Data in this exercise ::
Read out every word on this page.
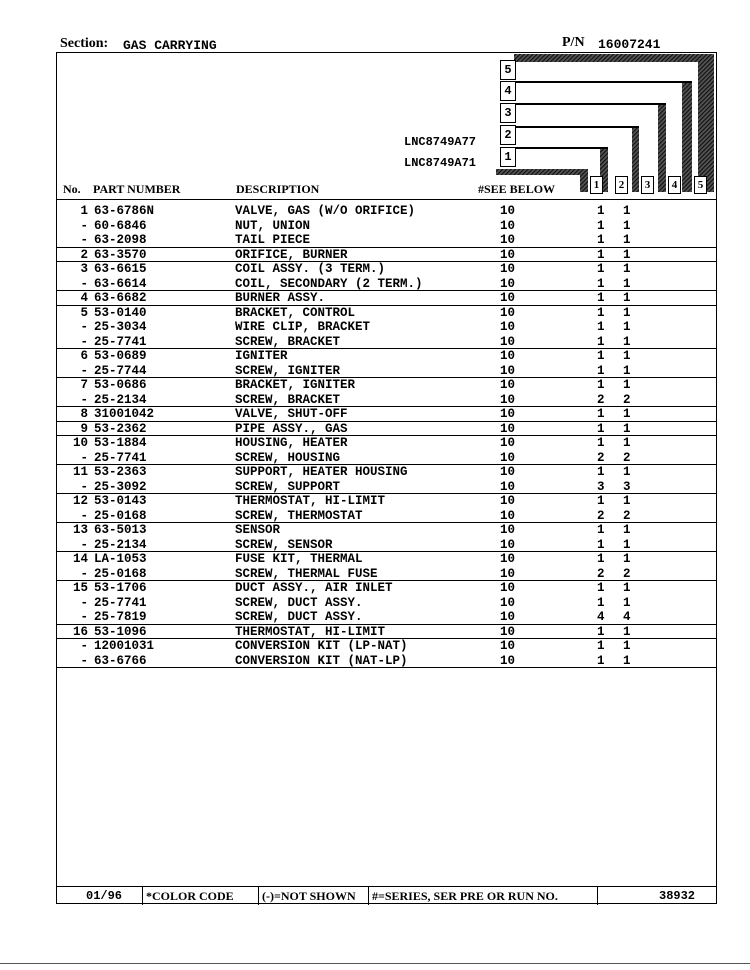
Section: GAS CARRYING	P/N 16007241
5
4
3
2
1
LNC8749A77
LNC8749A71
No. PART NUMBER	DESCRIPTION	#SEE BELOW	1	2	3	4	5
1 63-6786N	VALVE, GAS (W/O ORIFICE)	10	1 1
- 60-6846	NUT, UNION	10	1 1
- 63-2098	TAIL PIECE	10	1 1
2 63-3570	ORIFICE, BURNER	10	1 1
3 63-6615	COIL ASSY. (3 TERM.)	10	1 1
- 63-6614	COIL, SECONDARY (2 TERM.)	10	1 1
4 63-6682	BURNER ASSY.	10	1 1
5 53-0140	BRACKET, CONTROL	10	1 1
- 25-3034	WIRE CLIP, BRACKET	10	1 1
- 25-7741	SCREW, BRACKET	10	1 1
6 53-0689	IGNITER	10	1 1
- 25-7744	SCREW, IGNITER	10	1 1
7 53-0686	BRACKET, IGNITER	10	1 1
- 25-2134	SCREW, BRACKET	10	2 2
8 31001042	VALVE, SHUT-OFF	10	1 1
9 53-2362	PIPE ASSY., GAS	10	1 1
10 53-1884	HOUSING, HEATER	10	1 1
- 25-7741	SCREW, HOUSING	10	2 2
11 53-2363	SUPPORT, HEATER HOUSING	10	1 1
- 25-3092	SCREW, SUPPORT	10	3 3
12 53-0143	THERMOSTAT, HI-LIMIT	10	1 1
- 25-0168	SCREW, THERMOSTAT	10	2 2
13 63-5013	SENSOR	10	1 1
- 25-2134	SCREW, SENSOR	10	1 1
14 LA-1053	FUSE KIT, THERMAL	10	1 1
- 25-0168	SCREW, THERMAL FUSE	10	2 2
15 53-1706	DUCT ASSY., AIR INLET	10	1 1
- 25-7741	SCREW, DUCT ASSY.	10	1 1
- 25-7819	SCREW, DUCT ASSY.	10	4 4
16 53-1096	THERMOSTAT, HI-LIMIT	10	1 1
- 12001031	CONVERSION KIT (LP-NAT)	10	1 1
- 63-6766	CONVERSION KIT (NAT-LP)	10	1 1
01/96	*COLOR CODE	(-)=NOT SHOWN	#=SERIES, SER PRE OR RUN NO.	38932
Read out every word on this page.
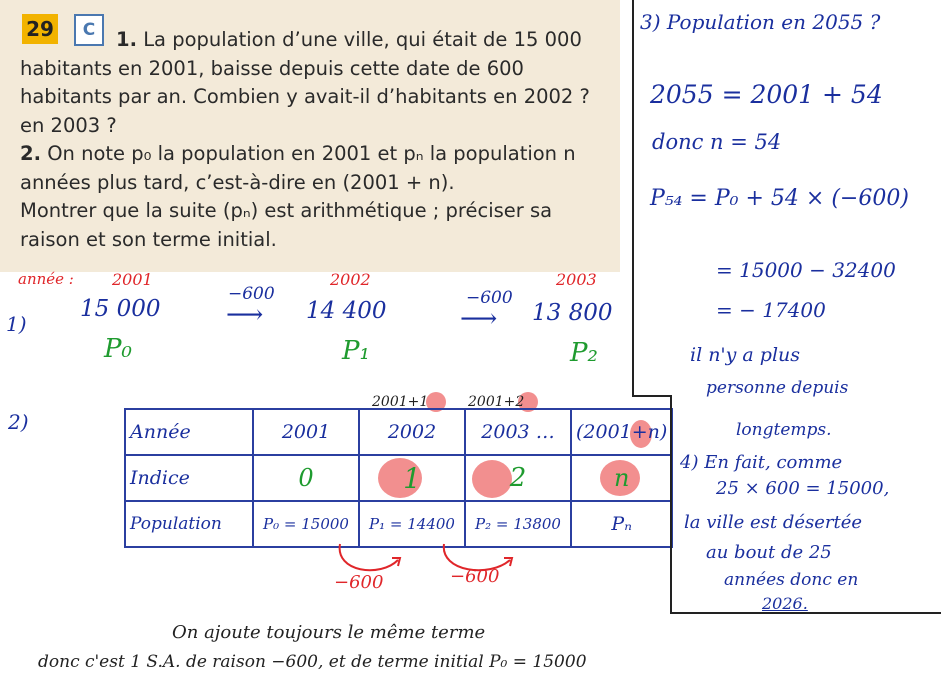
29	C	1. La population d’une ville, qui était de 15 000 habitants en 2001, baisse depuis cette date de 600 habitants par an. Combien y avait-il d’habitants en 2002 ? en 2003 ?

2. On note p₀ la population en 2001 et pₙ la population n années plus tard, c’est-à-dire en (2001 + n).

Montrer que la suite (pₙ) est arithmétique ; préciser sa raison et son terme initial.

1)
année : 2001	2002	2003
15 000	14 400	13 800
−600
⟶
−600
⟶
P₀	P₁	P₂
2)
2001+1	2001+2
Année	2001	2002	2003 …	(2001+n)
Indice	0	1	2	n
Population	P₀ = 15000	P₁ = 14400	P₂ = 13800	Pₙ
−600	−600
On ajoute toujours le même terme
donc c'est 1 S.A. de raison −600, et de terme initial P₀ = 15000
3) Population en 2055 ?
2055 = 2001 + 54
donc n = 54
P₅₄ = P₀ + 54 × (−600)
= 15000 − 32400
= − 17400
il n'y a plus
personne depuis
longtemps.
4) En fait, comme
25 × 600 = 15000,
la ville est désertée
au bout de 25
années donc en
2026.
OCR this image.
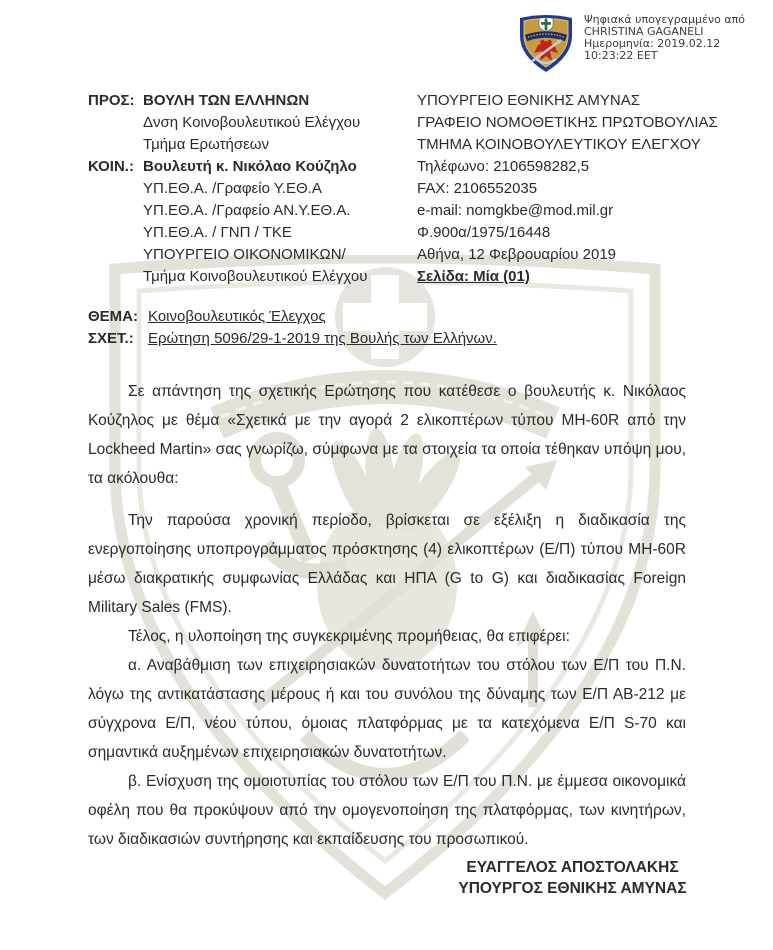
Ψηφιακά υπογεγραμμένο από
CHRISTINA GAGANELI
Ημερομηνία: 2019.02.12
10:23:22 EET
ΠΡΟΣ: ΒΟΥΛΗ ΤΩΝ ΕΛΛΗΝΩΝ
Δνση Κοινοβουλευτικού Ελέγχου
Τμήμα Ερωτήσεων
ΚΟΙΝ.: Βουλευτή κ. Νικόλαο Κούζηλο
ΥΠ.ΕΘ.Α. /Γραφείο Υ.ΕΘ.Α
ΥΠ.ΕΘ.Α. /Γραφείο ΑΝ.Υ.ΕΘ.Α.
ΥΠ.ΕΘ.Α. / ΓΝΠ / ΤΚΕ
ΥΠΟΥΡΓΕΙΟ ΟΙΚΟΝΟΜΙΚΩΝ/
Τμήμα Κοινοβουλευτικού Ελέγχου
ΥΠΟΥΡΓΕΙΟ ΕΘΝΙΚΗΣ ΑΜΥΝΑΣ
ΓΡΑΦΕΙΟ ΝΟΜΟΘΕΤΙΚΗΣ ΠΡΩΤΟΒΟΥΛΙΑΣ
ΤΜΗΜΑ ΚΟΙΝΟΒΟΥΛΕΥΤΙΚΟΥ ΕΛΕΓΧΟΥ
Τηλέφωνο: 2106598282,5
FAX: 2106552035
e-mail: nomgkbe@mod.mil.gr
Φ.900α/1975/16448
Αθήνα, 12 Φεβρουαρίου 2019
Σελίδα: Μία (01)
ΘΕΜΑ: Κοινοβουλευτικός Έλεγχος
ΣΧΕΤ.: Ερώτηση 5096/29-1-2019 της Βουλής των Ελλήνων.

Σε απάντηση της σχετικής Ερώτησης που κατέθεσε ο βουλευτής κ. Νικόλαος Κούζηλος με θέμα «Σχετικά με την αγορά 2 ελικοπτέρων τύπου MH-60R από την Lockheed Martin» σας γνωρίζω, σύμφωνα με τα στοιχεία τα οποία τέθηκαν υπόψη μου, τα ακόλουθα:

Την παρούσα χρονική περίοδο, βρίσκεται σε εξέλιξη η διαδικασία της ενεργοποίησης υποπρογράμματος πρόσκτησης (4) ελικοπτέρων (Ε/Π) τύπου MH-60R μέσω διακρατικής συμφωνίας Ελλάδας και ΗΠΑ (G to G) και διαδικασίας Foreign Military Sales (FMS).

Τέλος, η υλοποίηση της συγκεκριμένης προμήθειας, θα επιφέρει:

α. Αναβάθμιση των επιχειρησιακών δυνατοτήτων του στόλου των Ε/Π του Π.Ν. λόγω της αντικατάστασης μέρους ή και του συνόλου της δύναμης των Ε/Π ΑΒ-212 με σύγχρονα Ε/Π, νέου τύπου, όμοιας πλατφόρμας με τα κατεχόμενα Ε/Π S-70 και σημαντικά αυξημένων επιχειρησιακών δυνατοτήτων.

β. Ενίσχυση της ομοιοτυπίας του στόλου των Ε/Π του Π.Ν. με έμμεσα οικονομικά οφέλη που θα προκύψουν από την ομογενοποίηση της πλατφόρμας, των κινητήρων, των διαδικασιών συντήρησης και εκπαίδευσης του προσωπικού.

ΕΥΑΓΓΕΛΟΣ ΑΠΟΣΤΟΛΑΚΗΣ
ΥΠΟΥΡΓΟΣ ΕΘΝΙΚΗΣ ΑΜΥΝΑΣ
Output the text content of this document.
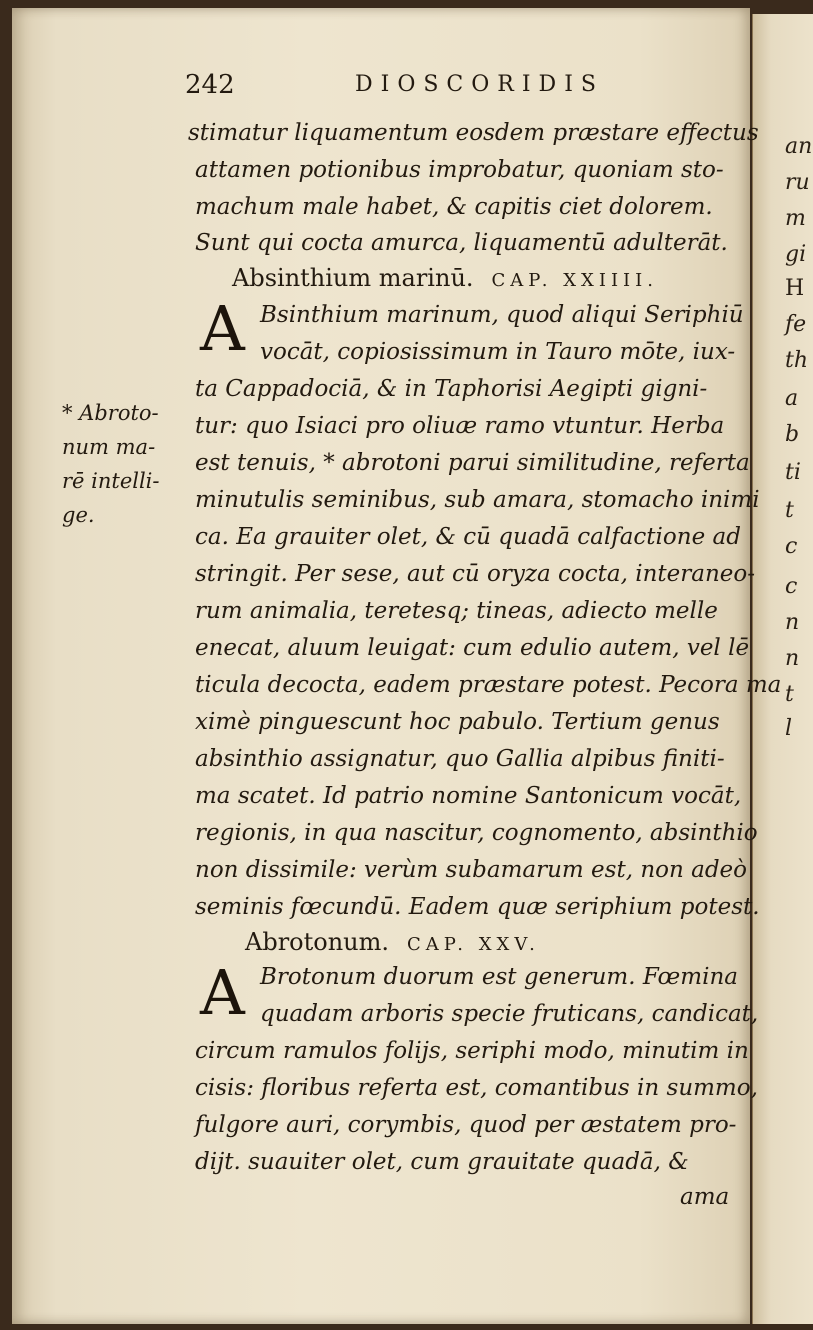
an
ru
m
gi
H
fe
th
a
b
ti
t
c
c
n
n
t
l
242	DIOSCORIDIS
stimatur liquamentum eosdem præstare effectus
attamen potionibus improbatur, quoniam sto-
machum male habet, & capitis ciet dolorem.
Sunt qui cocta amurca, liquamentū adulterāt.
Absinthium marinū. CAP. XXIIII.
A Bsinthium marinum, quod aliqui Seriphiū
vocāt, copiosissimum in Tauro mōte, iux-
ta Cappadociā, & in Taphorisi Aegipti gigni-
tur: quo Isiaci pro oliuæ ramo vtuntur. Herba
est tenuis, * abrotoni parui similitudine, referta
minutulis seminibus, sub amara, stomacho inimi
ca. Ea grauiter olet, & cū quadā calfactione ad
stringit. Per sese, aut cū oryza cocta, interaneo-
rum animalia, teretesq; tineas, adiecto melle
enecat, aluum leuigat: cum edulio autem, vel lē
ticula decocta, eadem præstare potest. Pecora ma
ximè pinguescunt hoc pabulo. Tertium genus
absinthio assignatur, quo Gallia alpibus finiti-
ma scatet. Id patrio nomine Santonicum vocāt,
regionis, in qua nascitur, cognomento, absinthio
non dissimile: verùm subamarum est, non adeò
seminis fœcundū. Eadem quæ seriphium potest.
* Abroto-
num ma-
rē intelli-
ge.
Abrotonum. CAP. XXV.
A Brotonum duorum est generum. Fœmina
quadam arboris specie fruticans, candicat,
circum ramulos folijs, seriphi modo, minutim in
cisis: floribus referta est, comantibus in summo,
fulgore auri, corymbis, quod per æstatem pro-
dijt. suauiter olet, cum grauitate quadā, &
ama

Your objective :: Give the number of lines above that hold the word "SUPPORT", and nothing more.

Full solution :: 2